- [Aim of the exercise] Can all of these lines be returned exactly?

--- --- ---

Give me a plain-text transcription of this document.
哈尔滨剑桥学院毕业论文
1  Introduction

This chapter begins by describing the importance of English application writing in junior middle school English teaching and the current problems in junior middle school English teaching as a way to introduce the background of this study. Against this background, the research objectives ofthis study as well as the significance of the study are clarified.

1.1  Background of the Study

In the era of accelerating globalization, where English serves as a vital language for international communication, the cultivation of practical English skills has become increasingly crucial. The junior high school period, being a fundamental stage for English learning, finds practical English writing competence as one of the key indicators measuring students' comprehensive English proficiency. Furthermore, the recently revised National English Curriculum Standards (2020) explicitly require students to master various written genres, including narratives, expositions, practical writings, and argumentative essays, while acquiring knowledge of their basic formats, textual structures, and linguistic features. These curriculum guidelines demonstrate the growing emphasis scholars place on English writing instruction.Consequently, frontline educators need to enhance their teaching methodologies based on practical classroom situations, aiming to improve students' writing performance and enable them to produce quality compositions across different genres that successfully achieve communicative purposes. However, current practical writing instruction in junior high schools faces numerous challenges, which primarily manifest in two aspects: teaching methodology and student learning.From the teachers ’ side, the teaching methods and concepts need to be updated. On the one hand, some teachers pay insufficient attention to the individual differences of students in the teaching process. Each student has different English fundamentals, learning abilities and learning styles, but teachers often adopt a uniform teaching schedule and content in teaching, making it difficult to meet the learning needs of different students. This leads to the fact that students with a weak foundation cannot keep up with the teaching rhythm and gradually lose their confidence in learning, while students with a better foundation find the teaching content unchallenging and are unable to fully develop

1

--- --- ---

- [Exercise answer]
Give me a plain-text transcription of this document.
哈尔滨剑桥学院毕业论文
1  Introduction

This chapter begins by describing the importance of English application writing in junior middle school English teaching and the current problems in junior middle school English teaching as a way to introduce the background of this study. Against this background, the research objectives ofthis study as well as the significance of the study are clarified.

1.1  Background of the Study

In the era of accelerating globalization, where English serves as a vital language for international communication, the cultivation of practical English skills has become increasingly crucial. The junior high school period, being a fundamental stage for English learning, finds practical English writing competence as one of the key indicators measuring students' comprehensive English proficiency. Furthermore, the recently revised National English Curriculum Standards (2020) explicitly require students to master various written genres, including narratives, expositions, practical writings, and argumentative essays, while acquiring knowledge of their basic formats, textual structures, and linguistic features. These curriculum guidelines demonstrate the growing emphasis scholars place on English writing instruction.Consequently, frontline educators need to enhance their teaching methodologies based on practical classroom situations, aiming to improve students' writing performance and enable them to produce quality compositions across different genres that successfully achieve communicative purposes. However, current practical writing instruction in junior high schools faces numerous challenges, which primarily manifest in two aspects: teaching methodology and student learning.From the teachers ’ side, the teaching methods and concepts need to be updated. On the one hand, some teachers pay insufficient attention to the individual differences of students in the teaching process. Each student has different English fundamentals, learning abilities and learning styles, but teachers often adopt a uniform teaching schedule and content in teaching, making it difficult to meet the learning needs of different students. This leads to the fact that students with a weak foundation cannot keep up with the teaching rhythm and gradually lose their confidence in learning, while students with a better foundation find the teaching content unchallenging and are unable to fully develop

1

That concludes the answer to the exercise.